=== Items from a dataset ===

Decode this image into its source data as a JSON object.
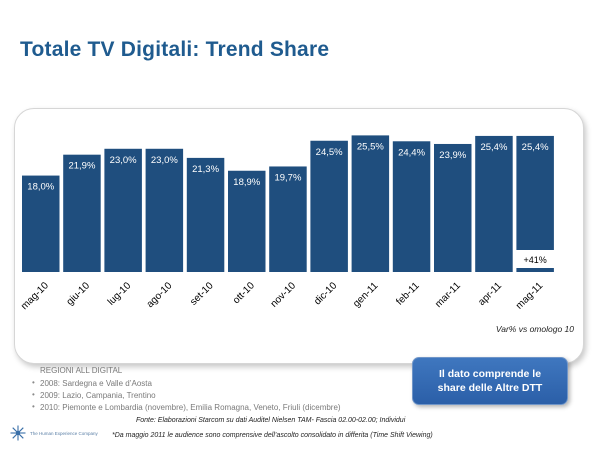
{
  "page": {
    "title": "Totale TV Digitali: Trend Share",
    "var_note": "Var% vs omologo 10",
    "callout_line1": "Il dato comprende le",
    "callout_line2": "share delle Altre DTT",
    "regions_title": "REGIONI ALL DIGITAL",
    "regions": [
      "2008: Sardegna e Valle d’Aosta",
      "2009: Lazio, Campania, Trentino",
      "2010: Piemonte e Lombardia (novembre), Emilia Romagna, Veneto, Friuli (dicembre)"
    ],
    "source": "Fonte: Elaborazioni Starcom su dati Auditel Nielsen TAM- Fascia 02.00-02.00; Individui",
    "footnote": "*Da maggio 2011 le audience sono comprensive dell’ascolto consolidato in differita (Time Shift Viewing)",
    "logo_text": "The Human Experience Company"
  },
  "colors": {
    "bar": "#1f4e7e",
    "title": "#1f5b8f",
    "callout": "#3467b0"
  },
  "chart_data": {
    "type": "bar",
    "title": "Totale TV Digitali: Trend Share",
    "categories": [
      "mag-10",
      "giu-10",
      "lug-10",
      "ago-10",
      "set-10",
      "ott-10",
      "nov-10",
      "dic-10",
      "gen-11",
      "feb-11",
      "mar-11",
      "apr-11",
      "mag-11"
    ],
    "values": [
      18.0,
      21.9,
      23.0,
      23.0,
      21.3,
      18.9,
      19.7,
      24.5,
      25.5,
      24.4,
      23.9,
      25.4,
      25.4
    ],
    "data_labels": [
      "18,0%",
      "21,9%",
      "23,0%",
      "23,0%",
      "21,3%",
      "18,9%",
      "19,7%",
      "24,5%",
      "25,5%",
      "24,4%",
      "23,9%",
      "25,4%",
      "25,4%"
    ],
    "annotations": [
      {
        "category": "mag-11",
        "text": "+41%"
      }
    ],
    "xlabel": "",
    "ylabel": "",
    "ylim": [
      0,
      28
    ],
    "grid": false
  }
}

=== Work to complete ===
Transcribe all of the records above character for character. Exclude the pictures.

=== Answer to this problem ===
Decode this image into its source data as a JSON object.
{
  "page": {
    "title": "Totale TV Digitali: Trend Share",
    "var_note": "Var% vs omologo 10",
    "callout_line1": "Il dato comprende le",
    "callout_line2": "share delle Altre DTT",
    "regions_title": "REGIONI ALL DIGITAL",
    "regions": [
      "2008: Sardegna e Valle d’Aosta",
      "2009: Lazio, Campania, Trentino",
      "2010: Piemonte e Lombardia (novembre), Emilia Romagna, Veneto, Friuli (dicembre)"
    ],
    "source": "Fonte: Elaborazioni Starcom su dati Auditel Nielsen TAM- Fascia 02.00-02.00; Individui",
    "footnote": "*Da maggio 2011 le audience sono comprensive dell’ascolto consolidato in differita (Time Shift Viewing)",
    "logo_text": "The Human Experience Company"
  },
  "colors": {
    "bar": "#1f4e7e",
    "title": "#1f5b8f",
    "callout": "#3467b0"
  },
  "chart_data": {
    "type": "bar",
    "title": "Totale TV Digitali: Trend Share",
    "categories": [
      "mag-10",
      "giu-10",
      "lug-10",
      "ago-10",
      "set-10",
      "ott-10",
      "nov-10",
      "dic-10",
      "gen-11",
      "feb-11",
      "mar-11",
      "apr-11",
      "mag-11"
    ],
    "values": [
      18.0,
      21.9,
      23.0,
      23.0,
      21.3,
      18.9,
      19.7,
      24.5,
      25.5,
      24.4,
      23.9,
      25.4,
      25.4
    ],
    "data_labels": [
      "18,0%",
      "21,9%",
      "23,0%",
      "23,0%",
      "21,3%",
      "18,9%",
      "19,7%",
      "24,5%",
      "25,5%",
      "24,4%",
      "23,9%",
      "25,4%",
      "25,4%"
    ],
    "annotations": [
      {
        "category": "mag-11",
        "text": "+41%"
      }
    ],
    "xlabel": "",
    "ylabel": "",
    "ylim": [
      0,
      28
    ],
    "grid": false
  }
}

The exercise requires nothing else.